> [Set task]
Which lines contain the word "content"? Return each of them as written.

> [Exercise materials]
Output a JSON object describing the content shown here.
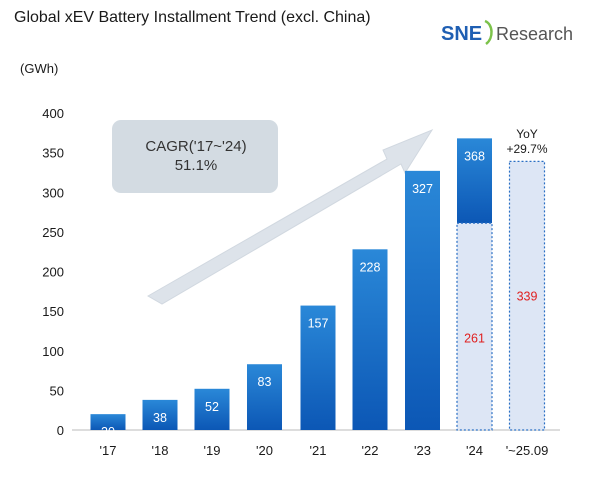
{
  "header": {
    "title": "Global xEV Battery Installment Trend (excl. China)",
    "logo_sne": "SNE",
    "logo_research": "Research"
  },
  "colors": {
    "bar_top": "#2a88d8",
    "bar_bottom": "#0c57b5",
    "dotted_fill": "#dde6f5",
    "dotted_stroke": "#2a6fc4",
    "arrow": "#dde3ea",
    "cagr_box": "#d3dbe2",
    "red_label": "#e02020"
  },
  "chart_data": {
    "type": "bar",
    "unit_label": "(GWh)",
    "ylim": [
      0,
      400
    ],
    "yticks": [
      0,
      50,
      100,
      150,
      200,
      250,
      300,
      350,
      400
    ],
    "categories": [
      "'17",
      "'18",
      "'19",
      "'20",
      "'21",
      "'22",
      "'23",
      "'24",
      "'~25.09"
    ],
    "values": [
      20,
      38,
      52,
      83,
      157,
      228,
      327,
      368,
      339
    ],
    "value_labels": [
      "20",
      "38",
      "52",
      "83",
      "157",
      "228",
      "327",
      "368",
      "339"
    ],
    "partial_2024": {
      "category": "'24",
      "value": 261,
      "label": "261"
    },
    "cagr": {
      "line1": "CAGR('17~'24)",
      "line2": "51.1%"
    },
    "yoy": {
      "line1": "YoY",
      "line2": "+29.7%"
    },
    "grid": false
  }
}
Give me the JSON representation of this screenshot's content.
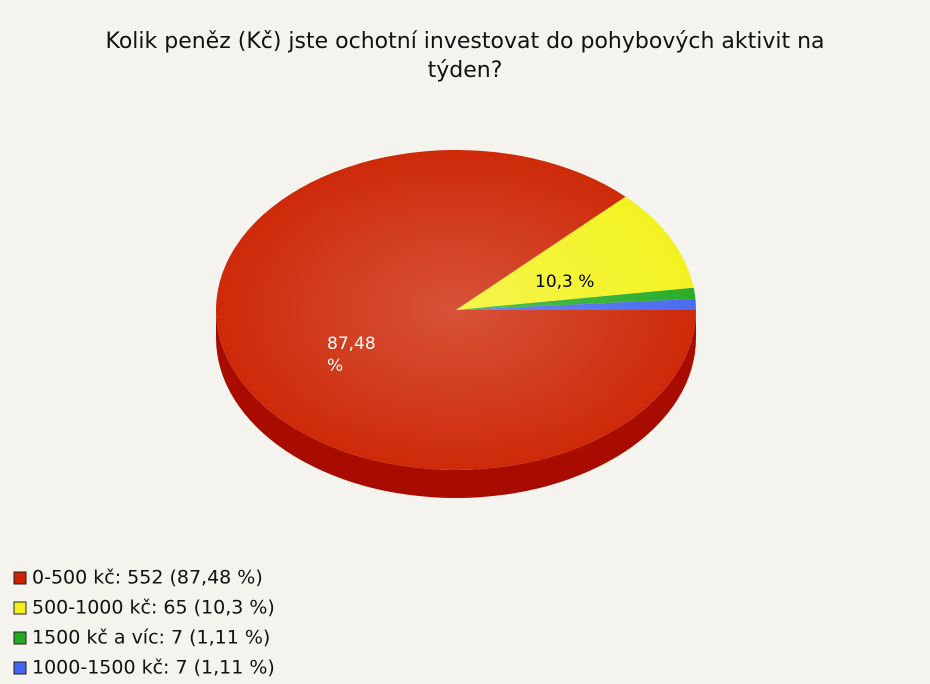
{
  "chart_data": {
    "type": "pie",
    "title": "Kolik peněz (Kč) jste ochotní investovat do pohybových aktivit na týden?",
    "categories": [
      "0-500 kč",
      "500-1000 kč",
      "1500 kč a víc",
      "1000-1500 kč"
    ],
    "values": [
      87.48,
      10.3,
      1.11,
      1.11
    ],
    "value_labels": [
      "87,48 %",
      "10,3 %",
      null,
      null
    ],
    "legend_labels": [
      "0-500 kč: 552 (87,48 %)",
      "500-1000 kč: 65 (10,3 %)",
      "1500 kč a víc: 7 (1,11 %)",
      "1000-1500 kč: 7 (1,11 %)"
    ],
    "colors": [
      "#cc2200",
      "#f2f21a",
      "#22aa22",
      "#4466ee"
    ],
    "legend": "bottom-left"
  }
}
--
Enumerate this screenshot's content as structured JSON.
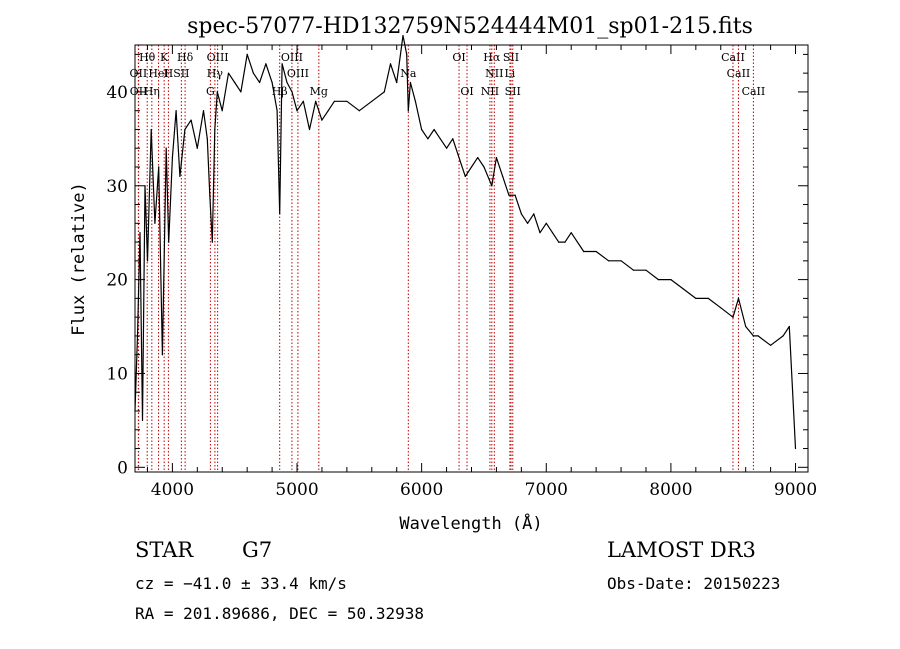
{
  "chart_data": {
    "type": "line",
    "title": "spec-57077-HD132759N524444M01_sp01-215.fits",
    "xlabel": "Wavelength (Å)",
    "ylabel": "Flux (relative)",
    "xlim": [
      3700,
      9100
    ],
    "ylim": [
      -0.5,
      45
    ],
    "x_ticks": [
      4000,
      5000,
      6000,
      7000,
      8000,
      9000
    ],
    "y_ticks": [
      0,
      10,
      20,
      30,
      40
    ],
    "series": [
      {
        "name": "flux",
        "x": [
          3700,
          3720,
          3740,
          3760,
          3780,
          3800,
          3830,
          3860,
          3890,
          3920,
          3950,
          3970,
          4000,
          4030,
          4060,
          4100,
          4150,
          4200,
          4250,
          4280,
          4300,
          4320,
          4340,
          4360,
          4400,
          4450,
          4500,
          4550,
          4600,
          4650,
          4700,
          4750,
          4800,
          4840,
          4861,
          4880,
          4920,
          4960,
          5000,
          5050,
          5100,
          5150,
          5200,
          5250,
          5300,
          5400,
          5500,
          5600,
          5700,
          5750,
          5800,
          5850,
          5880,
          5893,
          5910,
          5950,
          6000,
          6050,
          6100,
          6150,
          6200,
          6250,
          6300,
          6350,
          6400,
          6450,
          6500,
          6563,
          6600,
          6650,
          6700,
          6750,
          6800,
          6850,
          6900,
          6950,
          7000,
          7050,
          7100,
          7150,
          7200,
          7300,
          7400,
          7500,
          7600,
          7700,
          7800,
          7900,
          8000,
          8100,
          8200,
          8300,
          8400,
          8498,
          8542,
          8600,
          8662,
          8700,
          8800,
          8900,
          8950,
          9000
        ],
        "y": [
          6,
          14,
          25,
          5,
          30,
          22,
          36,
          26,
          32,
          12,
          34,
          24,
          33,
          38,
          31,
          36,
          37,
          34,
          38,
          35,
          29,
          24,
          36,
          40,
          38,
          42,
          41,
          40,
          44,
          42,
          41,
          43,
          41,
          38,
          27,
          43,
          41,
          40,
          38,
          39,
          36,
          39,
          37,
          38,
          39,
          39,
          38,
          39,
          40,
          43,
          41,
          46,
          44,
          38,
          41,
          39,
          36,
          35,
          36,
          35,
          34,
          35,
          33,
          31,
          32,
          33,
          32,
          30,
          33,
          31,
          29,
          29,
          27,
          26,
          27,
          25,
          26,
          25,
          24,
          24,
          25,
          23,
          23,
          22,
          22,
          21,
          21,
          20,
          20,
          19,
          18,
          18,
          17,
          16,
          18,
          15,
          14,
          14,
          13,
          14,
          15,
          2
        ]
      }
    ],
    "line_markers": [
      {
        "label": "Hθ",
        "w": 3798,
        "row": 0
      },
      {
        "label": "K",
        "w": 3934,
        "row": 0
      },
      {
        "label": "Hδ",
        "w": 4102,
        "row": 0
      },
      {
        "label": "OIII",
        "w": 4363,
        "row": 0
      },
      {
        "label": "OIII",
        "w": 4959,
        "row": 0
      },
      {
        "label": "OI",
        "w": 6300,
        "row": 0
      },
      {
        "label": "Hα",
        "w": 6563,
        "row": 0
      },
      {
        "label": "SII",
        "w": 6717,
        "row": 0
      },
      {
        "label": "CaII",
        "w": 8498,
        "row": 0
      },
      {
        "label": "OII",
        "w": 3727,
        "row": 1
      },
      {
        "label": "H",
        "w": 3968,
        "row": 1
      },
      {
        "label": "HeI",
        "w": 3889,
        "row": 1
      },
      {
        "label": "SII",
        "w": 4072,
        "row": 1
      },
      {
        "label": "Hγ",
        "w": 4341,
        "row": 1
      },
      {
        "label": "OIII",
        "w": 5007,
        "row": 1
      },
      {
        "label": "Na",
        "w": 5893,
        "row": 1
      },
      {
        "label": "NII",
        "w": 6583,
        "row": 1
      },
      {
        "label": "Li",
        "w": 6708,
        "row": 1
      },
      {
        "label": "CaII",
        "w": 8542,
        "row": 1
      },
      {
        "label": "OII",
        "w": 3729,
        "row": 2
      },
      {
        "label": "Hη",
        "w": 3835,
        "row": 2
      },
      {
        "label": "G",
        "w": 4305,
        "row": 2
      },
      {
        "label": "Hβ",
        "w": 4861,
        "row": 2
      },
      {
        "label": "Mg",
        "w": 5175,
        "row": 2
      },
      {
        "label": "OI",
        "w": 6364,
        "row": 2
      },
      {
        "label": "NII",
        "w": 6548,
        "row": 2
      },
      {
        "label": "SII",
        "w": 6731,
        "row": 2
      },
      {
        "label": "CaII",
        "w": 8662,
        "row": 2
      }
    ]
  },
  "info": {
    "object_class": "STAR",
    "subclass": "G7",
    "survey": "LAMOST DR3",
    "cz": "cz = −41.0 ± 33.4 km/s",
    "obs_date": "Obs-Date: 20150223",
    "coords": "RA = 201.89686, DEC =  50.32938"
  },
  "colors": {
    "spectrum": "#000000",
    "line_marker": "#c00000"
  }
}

> [Solution to this exercise]
Output a JSON object describing the content shown here.
Give me the JSON representation of this screenshot's content.
Enumerate this screenshot's content as structured JSON.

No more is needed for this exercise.